# STATED EXERCISE
Extract every line that contains the string "MONTH".

# INPUT ROWS
-- -- --

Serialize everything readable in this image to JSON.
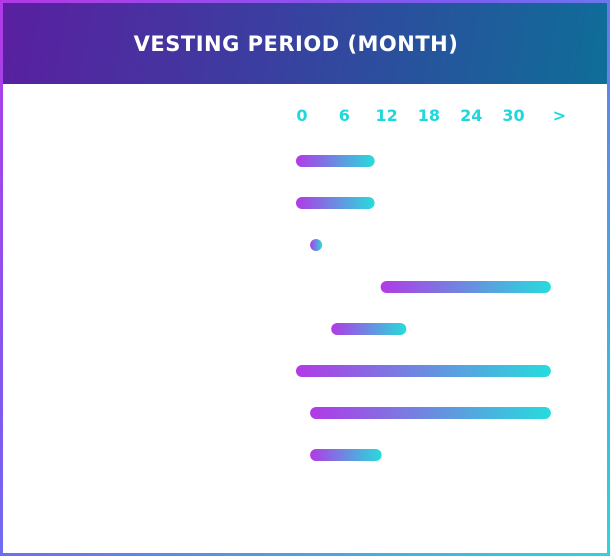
{
  "header": {
    "title": "VESTING PERIOD (MONTH)"
  },
  "colors": {
    "bar_start": "#b13ae6",
    "bar_end": "#26dcdc",
    "tick": "#1fd8dc"
  },
  "chart_data": {
    "type": "bar",
    "orientation": "horizontal-range",
    "title": "VESTING PERIOD (MONTH)",
    "x_ticks": [
      "0",
      "6",
      "12",
      "18",
      "24",
      "30",
      ">"
    ],
    "xlim": [
      0,
      37
    ],
    "categories": [
      "",
      "",
      "",
      "",
      "",
      "",
      "",
      ""
    ],
    "series": [
      {
        "ranges": [
          {
            "start": 0,
            "end": 12
          },
          {
            "start": 0,
            "end": 12
          },
          {
            "start": 2,
            "end": 4
          },
          {
            "start": 12,
            "end": 37
          },
          {
            "start": 5,
            "end": 16.5
          },
          {
            "start": 0,
            "end": 37
          },
          {
            "start": 2,
            "end": 37
          },
          {
            "start": 2,
            "end": 13
          }
        ]
      }
    ]
  }
}
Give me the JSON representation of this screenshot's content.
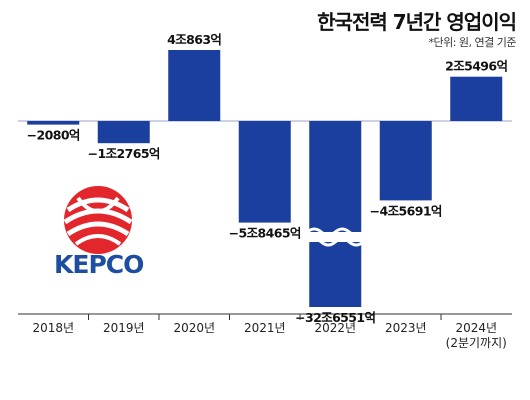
{
  "title": "한국전력 7년간 영업이익",
  "unit_note": "*단위: 원, 연결 기준",
  "logo_text": "KEPCO",
  "colors": {
    "bar": "#1b3f9e",
    "axis": "#333333",
    "text": "#1a1a1a"
  },
  "chart_data": {
    "type": "bar",
    "title": "한국전력 7년간 영업이익",
    "categories": [
      "2018년",
      "2019년",
      "2020년",
      "2021년",
      "2022년",
      "2023년",
      "2024년\n(2분기까지)"
    ],
    "values": [
      -2080,
      -12765,
      40863,
      -58465,
      -326551,
      -45691,
      25496
    ],
    "value_labels": [
      "−2080억",
      "−1조2765억",
      "4조863억",
      "−5조8465억",
      "−32조6551억",
      "−4조5691억",
      "2조5496억"
    ],
    "value_unit": "억원",
    "axis_break": {
      "category": "2022년",
      "note": "wavy break on bar"
    },
    "grid": false,
    "legend": "none"
  }
}
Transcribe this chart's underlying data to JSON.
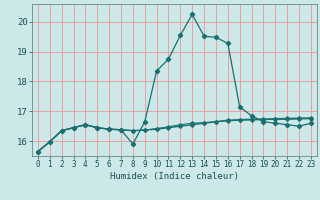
{
  "xlabel": "Humidex (Indice chaleur)",
  "background_color": "#cce8e8",
  "grid_color": "#e8a0a0",
  "line_color": "#1a7070",
  "xlim": [
    -0.5,
    23.5
  ],
  "ylim": [
    15.5,
    20.6
  ],
  "xticks": [
    0,
    1,
    2,
    3,
    4,
    5,
    6,
    7,
    8,
    9,
    10,
    11,
    12,
    13,
    14,
    15,
    16,
    17,
    18,
    19,
    20,
    21,
    22,
    23
  ],
  "yticks": [
    16,
    17,
    18,
    19,
    20
  ],
  "line1_x": [
    0,
    1,
    2,
    3,
    4,
    5,
    6,
    7,
    8,
    9,
    10,
    11,
    12,
    13,
    14,
    15,
    16,
    17,
    18,
    19,
    20,
    21,
    22,
    23
  ],
  "line1_y": [
    15.65,
    15.98,
    16.35,
    16.45,
    16.55,
    16.45,
    16.4,
    16.38,
    15.9,
    16.65,
    18.35,
    18.75,
    19.55,
    20.25,
    19.52,
    19.48,
    19.28,
    17.15,
    16.85,
    16.65,
    16.6,
    16.55,
    16.5,
    16.6
  ],
  "line2_x": [
    0,
    1,
    2,
    3,
    4,
    5,
    6,
    7,
    8,
    9,
    10,
    11,
    12,
    13,
    14,
    15,
    16,
    17,
    18,
    19,
    20,
    21,
    22,
    23
  ],
  "line2_y": [
    15.65,
    15.98,
    16.35,
    16.45,
    16.55,
    16.45,
    16.4,
    16.38,
    16.35,
    16.37,
    16.4,
    16.45,
    16.5,
    16.55,
    16.6,
    16.65,
    16.7,
    16.72,
    16.73,
    16.74,
    16.75,
    16.76,
    16.77,
    16.78
  ],
  "line3_x": [
    0,
    1,
    2,
    3,
    4,
    5,
    6,
    7,
    8,
    9,
    10,
    11,
    12,
    13,
    14,
    15,
    16,
    17,
    18,
    19,
    20,
    21,
    22,
    23
  ],
  "line3_y": [
    15.65,
    15.98,
    16.35,
    16.45,
    16.55,
    16.45,
    16.4,
    16.38,
    16.35,
    16.37,
    16.42,
    16.48,
    16.55,
    16.6,
    16.62,
    16.65,
    16.68,
    16.7,
    16.71,
    16.72,
    16.73,
    16.73,
    16.74,
    16.75
  ]
}
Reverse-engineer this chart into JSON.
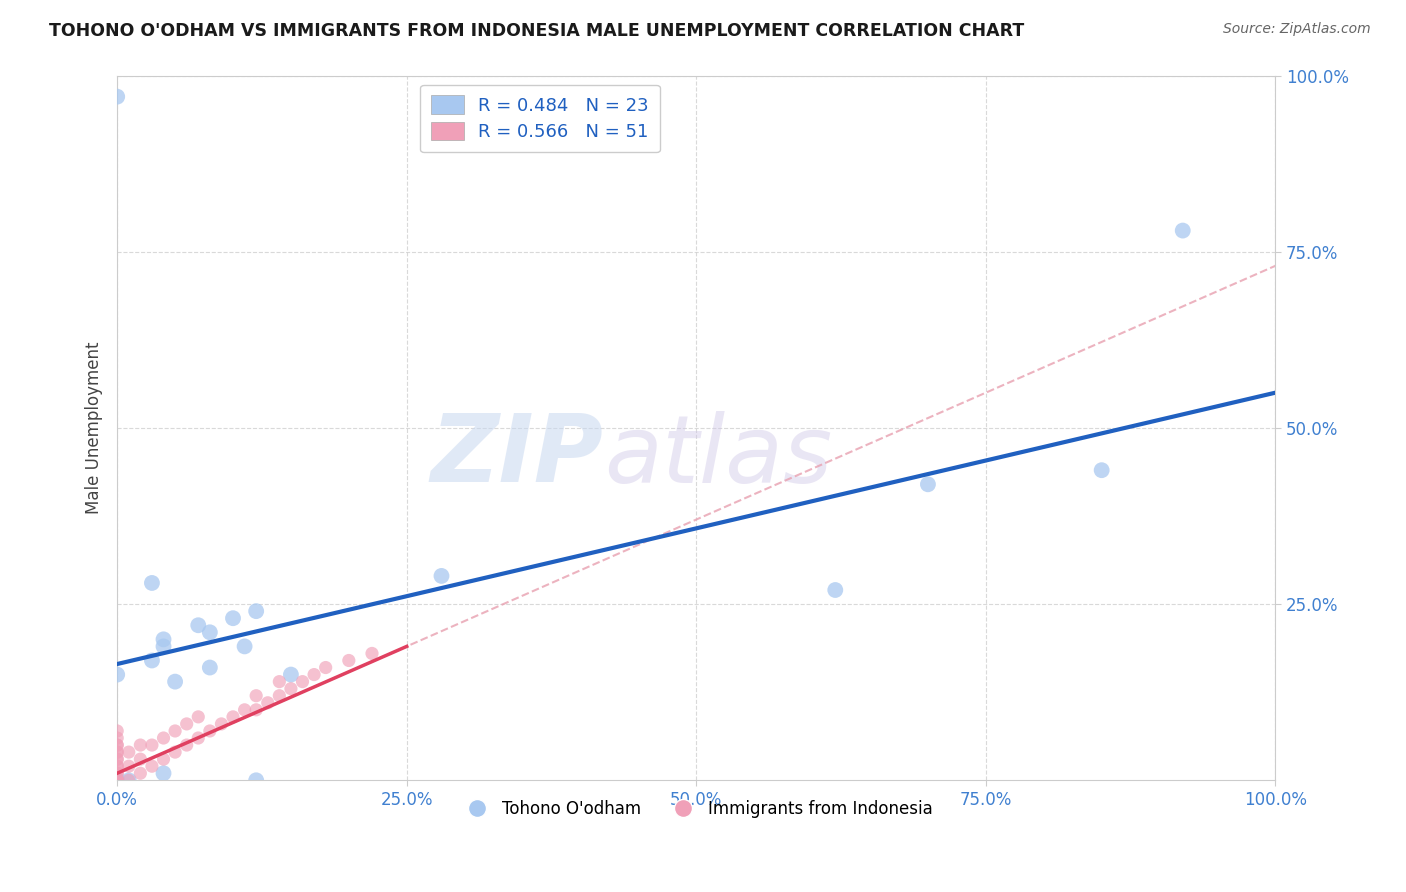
{
  "title": "TOHONO O'ODHAM VS IMMIGRANTS FROM INDONESIA MALE UNEMPLOYMENT CORRELATION CHART",
  "source": "Source: ZipAtlas.com",
  "xlabel": "",
  "ylabel": "Male Unemployment",
  "watermark_zip": "ZIP",
  "watermark_atlas": "atlas",
  "xlim": [
    0,
    1
  ],
  "ylim": [
    0,
    1
  ],
  "xticks": [
    0,
    0.25,
    0.5,
    0.75,
    1.0
  ],
  "yticks": [
    0.25,
    0.5,
    0.75,
    1.0
  ],
  "xtick_labels": [
    "0.0%",
    "25.0%",
    "50.0%",
    "75.0%",
    "100.0%"
  ],
  "ytick_labels": [
    "25.0%",
    "50.0%",
    "75.0%",
    "100.0%"
  ],
  "blue_color": "#a8c8f0",
  "pink_color": "#f0a0b8",
  "blue_line_color": "#2060c0",
  "pink_line_color": "#e04060",
  "dash_line_color": "#e8a0b0",
  "blue_R": 0.484,
  "blue_N": 23,
  "pink_R": 0.566,
  "pink_N": 51,
  "blue_label": "Tohono O'odham",
  "pink_label": "Immigrants from Indonesia",
  "blue_points_x": [
    0.08,
    0.04,
    0.03,
    0.05,
    0.04,
    0.07,
    0.03,
    0.1,
    0.12,
    0.0,
    0.11,
    0.28,
    0.62,
    0.7,
    0.85,
    0.92,
    0.04,
    0.01,
    0.12,
    0.08,
    0.0,
    0.0,
    0.15
  ],
  "blue_points_y": [
    0.21,
    0.19,
    0.17,
    0.14,
    0.2,
    0.22,
    0.28,
    0.23,
    0.24,
    0.15,
    0.19,
    0.29,
    0.27,
    0.42,
    0.44,
    0.78,
    0.01,
    0.0,
    0.0,
    0.16,
    0.97,
    0.0,
    0.15
  ],
  "pink_points_x": [
    0.0,
    0.0,
    0.0,
    0.0,
    0.0,
    0.0,
    0.0,
    0.0,
    0.0,
    0.0,
    0.0,
    0.0,
    0.0,
    0.0,
    0.0,
    0.0,
    0.0,
    0.0,
    0.0,
    0.0,
    0.01,
    0.01,
    0.01,
    0.02,
    0.02,
    0.02,
    0.03,
    0.03,
    0.04,
    0.04,
    0.05,
    0.05,
    0.06,
    0.06,
    0.07,
    0.07,
    0.08,
    0.09,
    0.1,
    0.11,
    0.12,
    0.12,
    0.13,
    0.14,
    0.14,
    0.15,
    0.16,
    0.17,
    0.18,
    0.2,
    0.22
  ],
  "pink_points_y": [
    0.0,
    0.0,
    0.0,
    0.0,
    0.0,
    0.0,
    0.0,
    0.0,
    0.01,
    0.01,
    0.02,
    0.02,
    0.03,
    0.03,
    0.04,
    0.04,
    0.05,
    0.05,
    0.06,
    0.07,
    0.0,
    0.02,
    0.04,
    0.01,
    0.03,
    0.05,
    0.02,
    0.05,
    0.03,
    0.06,
    0.04,
    0.07,
    0.05,
    0.08,
    0.06,
    0.09,
    0.07,
    0.08,
    0.09,
    0.1,
    0.1,
    0.12,
    0.11,
    0.12,
    0.14,
    0.13,
    0.14,
    0.15,
    0.16,
    0.17,
    0.18
  ],
  "blue_intercept": 0.165,
  "blue_slope": 0.385,
  "pink_intercept": 0.01,
  "pink_slope": 0.72,
  "pink_line_x_end": 0.25,
  "bg_color": "#ffffff",
  "grid_color": "#d0d0d0"
}
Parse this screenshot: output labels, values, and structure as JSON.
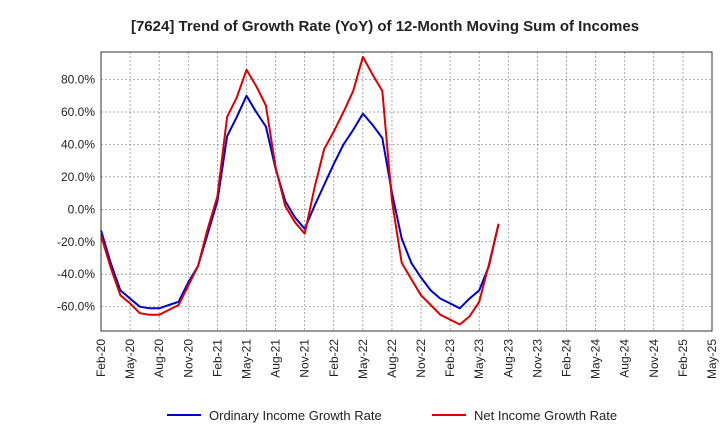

-- -- --

# RESPONSE
    "title": "VESTING PERIOD (MONTH)"
    "title": "VESTING PERIOD (MONTH)",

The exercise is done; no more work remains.